### DESCRIPTION OF THE TASK
Every line of the entries with the word "scale" in it should be shown.

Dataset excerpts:
/---

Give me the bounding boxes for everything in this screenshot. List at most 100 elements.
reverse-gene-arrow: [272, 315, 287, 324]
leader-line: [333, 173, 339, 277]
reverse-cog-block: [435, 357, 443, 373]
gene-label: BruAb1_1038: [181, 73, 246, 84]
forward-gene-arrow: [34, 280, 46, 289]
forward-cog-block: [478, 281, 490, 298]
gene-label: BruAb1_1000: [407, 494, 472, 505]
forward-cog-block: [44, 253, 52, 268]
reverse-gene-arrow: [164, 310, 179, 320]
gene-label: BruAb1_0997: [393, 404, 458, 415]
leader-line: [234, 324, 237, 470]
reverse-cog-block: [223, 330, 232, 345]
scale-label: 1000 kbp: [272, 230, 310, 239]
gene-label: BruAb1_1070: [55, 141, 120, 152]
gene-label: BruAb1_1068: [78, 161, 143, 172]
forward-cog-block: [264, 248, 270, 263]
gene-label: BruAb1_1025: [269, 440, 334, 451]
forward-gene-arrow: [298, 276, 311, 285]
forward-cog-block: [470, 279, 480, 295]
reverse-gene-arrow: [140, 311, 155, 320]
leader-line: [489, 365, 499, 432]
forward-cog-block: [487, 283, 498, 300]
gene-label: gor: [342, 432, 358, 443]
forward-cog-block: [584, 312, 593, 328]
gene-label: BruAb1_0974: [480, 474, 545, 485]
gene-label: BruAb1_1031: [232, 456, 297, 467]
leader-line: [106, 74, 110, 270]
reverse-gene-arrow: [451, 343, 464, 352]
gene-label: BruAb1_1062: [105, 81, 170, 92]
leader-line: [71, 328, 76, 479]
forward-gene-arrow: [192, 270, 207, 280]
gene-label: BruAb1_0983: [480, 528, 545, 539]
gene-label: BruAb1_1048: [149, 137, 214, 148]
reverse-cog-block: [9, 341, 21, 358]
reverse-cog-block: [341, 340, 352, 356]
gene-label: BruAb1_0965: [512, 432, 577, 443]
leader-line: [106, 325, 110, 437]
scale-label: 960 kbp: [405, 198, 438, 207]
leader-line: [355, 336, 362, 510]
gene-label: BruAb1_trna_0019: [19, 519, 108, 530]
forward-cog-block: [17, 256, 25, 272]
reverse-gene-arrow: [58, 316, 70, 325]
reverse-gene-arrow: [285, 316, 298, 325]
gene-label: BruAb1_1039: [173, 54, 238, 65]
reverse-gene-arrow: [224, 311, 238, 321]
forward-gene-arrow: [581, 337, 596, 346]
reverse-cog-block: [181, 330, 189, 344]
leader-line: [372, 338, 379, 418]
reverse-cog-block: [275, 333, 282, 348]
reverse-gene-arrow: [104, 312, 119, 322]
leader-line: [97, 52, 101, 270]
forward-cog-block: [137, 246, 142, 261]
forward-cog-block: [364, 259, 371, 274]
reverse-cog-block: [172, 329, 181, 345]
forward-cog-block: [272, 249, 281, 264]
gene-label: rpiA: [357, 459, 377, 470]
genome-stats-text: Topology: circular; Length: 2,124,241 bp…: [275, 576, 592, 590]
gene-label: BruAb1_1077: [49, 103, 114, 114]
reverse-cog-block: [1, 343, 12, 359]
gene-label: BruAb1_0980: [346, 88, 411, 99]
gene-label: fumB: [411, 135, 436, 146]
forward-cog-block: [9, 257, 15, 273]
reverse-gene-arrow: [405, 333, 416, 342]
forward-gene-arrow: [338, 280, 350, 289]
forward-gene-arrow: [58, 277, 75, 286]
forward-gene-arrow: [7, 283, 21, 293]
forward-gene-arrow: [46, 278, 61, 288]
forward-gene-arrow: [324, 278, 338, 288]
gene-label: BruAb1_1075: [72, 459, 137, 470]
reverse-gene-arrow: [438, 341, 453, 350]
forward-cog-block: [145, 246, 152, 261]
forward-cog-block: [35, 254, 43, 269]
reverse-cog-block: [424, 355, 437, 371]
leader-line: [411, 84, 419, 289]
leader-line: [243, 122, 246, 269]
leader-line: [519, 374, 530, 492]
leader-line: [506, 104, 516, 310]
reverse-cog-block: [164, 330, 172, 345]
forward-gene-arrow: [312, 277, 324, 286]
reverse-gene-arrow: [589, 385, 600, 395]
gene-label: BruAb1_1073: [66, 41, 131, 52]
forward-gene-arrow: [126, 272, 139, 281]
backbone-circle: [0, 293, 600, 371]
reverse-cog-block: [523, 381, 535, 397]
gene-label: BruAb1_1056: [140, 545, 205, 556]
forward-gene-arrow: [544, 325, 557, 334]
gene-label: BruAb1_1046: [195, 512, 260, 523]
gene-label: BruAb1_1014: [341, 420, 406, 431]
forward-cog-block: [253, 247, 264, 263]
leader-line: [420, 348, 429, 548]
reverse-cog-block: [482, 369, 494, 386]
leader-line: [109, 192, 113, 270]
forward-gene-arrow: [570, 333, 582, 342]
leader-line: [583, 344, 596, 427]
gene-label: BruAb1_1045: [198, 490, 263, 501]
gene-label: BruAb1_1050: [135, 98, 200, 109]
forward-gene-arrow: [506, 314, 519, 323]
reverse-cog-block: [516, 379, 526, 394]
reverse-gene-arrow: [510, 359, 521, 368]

\---

### WRITTEN REPLY
scale-label: 1000 kbp: [272, 230, 310, 239]
scale-label: 960 kbp: [405, 198, 438, 207]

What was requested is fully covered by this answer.